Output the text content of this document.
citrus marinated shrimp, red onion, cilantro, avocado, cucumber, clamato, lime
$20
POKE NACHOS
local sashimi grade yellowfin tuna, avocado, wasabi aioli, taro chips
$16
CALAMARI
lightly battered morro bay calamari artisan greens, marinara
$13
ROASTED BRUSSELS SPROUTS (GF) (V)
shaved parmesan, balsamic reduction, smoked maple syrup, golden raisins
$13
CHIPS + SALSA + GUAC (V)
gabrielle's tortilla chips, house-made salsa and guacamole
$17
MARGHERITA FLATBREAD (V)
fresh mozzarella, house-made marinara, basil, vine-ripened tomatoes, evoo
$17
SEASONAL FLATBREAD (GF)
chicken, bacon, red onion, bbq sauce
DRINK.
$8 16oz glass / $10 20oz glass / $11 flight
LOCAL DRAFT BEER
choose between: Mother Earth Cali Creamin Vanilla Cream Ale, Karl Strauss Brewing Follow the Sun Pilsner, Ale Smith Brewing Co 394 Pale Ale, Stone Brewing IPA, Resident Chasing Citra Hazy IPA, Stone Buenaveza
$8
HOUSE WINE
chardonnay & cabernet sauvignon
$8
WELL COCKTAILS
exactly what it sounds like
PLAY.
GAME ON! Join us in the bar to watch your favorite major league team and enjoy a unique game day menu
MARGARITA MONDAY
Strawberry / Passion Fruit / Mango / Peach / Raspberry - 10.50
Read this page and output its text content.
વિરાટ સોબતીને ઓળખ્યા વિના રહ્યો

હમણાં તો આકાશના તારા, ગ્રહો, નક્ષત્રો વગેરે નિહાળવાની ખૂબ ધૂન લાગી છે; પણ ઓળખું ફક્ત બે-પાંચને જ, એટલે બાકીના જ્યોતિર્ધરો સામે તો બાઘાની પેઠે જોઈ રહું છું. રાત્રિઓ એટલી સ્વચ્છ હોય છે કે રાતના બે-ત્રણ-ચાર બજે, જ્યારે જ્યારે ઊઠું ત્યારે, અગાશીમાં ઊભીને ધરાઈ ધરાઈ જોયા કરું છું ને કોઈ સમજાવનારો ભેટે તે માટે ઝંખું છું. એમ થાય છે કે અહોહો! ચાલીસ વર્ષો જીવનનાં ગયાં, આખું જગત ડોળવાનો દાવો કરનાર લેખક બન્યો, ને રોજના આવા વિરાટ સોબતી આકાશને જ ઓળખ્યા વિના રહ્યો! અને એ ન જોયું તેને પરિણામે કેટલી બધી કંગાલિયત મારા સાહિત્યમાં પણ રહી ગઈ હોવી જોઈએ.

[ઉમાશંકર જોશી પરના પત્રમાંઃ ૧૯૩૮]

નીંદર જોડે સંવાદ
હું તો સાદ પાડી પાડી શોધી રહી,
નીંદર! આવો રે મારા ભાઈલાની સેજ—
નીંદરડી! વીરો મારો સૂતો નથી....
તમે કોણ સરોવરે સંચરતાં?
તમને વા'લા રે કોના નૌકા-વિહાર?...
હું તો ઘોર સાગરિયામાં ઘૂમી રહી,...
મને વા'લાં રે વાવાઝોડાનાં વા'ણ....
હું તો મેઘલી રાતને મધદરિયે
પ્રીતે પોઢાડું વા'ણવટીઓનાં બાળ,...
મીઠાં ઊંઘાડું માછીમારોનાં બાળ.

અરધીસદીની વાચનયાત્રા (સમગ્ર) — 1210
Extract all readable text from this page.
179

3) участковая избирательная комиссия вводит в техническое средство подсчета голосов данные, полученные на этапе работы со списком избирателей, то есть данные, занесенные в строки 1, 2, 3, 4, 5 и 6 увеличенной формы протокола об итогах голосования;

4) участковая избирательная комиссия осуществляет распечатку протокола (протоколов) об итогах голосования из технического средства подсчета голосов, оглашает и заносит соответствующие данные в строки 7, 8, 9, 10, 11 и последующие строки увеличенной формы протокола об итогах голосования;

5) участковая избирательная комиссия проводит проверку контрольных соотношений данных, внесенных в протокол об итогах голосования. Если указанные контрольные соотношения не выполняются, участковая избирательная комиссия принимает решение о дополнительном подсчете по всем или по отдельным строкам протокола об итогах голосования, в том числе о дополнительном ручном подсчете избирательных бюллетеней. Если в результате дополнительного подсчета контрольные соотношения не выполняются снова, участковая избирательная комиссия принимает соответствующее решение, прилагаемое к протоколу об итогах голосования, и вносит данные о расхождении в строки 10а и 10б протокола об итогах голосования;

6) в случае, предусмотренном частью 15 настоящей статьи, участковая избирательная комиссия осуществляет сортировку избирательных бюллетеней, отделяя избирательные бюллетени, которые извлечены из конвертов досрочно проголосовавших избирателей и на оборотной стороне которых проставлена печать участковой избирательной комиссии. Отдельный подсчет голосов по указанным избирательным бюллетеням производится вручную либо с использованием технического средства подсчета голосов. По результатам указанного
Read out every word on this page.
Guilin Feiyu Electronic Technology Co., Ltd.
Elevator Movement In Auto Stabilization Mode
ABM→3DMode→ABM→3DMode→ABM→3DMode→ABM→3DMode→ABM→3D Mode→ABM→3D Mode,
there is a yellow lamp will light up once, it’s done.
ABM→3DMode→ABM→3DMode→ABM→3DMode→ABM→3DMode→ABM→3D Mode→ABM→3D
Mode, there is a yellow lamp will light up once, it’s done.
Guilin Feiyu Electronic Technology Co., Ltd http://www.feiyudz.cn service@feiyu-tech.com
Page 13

━━━━━━━━━━━━━━━━━━━━

→ **What is being asked**
Write every entry out again exactly.

→ **Written solution**
Output the text content of this document.
citrus marinated shrimp, red onion, cilantro, avocado, cucumber, clamato, lime
$20
POKE NACHOS
local sashimi grade yellowfin tuna, avocado, wasabi aioli, taro chips
$16
CALAMARI
lightly battered morro bay calamari artisan greens, marinara
$13
ROASTED BRUSSELS SPROUTS (GF) (V)
shaved parmesan, balsamic reduction, smoked maple syrup, golden raisins
$13
CHIPS + SALSA + GUAC (V)
gabrielle's tortilla chips, house-made salsa and guacamole
$17
MARGHERITA FLATBREAD (V)
fresh mozzarella, house-made marinara, basil, vine-ripened tomatoes, evoo
$17
SEASONAL FLATBREAD (GF)
chicken, bacon, red onion, bbq sauce
DRINK.
$8 16oz glass / $10 20oz glass / $11 flight
LOCAL DRAFT BEER
choose between: Mother Earth Cali Creamin Vanilla Cream Ale, Karl Strauss Brewing Follow the Sun Pilsner, Ale Smith Brewing Co 394 Pale Ale, Stone Brewing IPA, Resident Chasing Citra Hazy IPA, Stone Buenaveza
$8
HOUSE WINE
chardonnay & cabernet sauvignon
$8
WELL COCKTAILS
exactly what it sounds like
PLAY.
GAME ON! Join us in the bar to watch your favorite major league team and enjoy a unique game day menu
MARGARITA MONDAY
Strawberry / Passion Fruit / Mango / Peach / Raspberry - 10.50
Read this page and output its text content.
વિરાટ સોબતીને ઓળખ્યા વિના રહ્યો

હમણાં તો આકાશના તારા, ગ્રહો, નક્ષત્રો વગેરે નિહાળવાની ખૂબ ધૂન લાગી છે; પણ ઓળખું ફક્ત બે-પાંચને જ, એટલે બાકીના જ્યોતિર્ધરો સામે તો બાઘાની પેઠે જોઈ રહું છું. રાત્રિઓ એટલી સ્વચ્છ હોય છે કે રાતના બે-ત્રણ-ચાર બજે, જ્યારે જ્યારે ઊઠું ત્યારે, અગાશીમાં ઊભીને ધરાઈ ધરાઈ જોયા કરું છું ને કોઈ સમજાવનારો ભેટે તે માટે ઝંખું છું. એમ થાય છે કે અહોહો! ચાલીસ વર્ષો જીવનનાં ગયાં, આખું જગત ડોળવાનો દાવો કરનાર લેખક બન્યો, ને રોજના આવા વિરાટ સોબતી આકાશને જ ઓળખ્યા વિના રહ્યો! અને એ ન જોયું તેને પરિણામે કેટલી બધી કંગાલિયત મારા સાહિત્યમાં પણ રહી ગઈ હોવી જોઈએ.

[ઉમાશંકર જોશી પરના પત્રમાંઃ ૧૯૩૮]

નીંદર જોડે સંવાદ
હું તો સાદ પાડી પાડી શોધી રહી,
નીંદર! આવો રે મારા ભાઈલાની સેજ—
નીંદરડી! વીરો મારો સૂતો નથી....
તમે કોણ સરોવરે સંચરતાં?
તમને વા'લા રે કોના નૌકા-વિહાર?...
હું તો ઘોર સાગરિયામાં ઘૂમી રહી,...
મને વા'લાં રે વાવાઝોડાનાં વા'ણ....
હું તો મેઘલી રાતને મધદરિયે
પ્રીતે પોઢાડું વા'ણવટીઓનાં બાળ,...
મીઠાં ઊંઘાડું માછીમારોનાં બાળ.

અરધીસદીની વાચનયાત્રા (સમગ્ર) — 1210
Extract all readable text from this page.
179

3) участковая избирательная комиссия вводит в техническое средство подсчета голосов данные, полученные на этапе работы со списком избирателей, то есть данные, занесенные в строки 1, 2, 3, 4, 5 и 6 увеличенной формы протокола об итогах голосования;

4) участковая избирательная комиссия осуществляет распечатку протокола (протоколов) об итогах голосования из технического средства подсчета голосов, оглашает и заносит соответствующие данные в строки 7, 8, 9, 10, 11 и последующие строки увеличенной формы протокола об итогах голосования;

5) участковая избирательная комиссия проводит проверку контрольных соотношений данных, внесенных в протокол об итогах голосования. Если указанные контрольные соотношения не выполняются, участковая избирательная комиссия принимает решение о дополнительном подсчете по всем или по отдельным строкам протокола об итогах голосования, в том числе о дополнительном ручном подсчете избирательных бюллетеней. Если в результате дополнительного подсчета контрольные соотношения не выполняются снова, участковая избирательная комиссия принимает соответствующее решение, прилагаемое к протоколу об итогах голосования, и вносит данные о расхождении в строки 10а и 10б протокола об итогах голосования;

6) в случае, предусмотренном частью 15 настоящей статьи, участковая избирательная комиссия осуществляет сортировку избирательных бюллетеней, отделяя избирательные бюллетени, которые извлечены из конвертов досрочно проголосовавших избирателей и на оборотной стороне которых проставлена печать участковой избирательной комиссии. Отдельный подсчет голосов по указанным избирательным бюллетеням производится вручную либо с использованием технического средства подсчета голосов. По результатам указанного
Read out every word on this page.
Guilin Feiyu Electronic Technology Co., Ltd.
Elevator Movement In Auto Stabilization Mode
ABM→3DMode→ABM→3DMode→ABM→3DMode→ABM→3DMode→ABM→3D Mode→ABM→3D Mode,
there is a yellow lamp will light up once, it’s done.
ABM→3DMode→ABM→3DMode→ABM→3DMode→ABM→3DMode→ABM→3D Mode→ABM→3D
Mode, there is a yellow lamp will light up once, it’s done.
Guilin Feiyu Electronic Technology Co., Ltd http://www.feiyudz.cn service@feiyu-tech.com
Page 13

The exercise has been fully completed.